Report the count of lines containing the word "无私奉献" in the entries below, and nothing more.

-- begin --

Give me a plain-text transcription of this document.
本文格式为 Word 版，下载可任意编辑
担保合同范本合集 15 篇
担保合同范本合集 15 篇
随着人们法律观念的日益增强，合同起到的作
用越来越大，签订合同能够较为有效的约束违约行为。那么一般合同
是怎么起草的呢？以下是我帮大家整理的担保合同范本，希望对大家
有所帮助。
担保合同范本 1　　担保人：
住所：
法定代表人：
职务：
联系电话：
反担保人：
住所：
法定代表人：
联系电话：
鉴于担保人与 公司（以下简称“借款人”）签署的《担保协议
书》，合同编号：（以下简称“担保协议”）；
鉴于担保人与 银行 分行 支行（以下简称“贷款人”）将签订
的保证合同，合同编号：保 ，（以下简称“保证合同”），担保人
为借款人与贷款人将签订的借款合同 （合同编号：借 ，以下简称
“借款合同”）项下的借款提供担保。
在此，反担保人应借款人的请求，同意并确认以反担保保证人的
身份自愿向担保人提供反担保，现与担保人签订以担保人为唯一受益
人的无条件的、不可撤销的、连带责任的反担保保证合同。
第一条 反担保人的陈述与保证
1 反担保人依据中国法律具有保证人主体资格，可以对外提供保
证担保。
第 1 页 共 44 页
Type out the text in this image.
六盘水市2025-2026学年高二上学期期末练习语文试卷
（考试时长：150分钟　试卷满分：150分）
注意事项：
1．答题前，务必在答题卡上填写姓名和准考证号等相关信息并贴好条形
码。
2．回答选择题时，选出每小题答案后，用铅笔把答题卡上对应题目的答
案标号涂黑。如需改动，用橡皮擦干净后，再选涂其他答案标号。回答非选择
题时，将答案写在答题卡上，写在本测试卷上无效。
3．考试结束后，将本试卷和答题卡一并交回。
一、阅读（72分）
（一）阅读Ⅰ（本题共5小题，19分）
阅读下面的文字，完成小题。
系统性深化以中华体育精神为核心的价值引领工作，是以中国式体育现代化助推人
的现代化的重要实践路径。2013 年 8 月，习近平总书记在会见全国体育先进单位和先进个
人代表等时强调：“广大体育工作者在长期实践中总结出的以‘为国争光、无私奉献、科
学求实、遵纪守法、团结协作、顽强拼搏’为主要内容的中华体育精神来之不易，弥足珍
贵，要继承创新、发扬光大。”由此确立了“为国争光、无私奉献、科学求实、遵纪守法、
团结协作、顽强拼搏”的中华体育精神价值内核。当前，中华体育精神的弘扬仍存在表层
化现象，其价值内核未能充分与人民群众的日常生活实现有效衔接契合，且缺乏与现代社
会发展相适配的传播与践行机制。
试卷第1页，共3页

-- end --

Exercise output: 2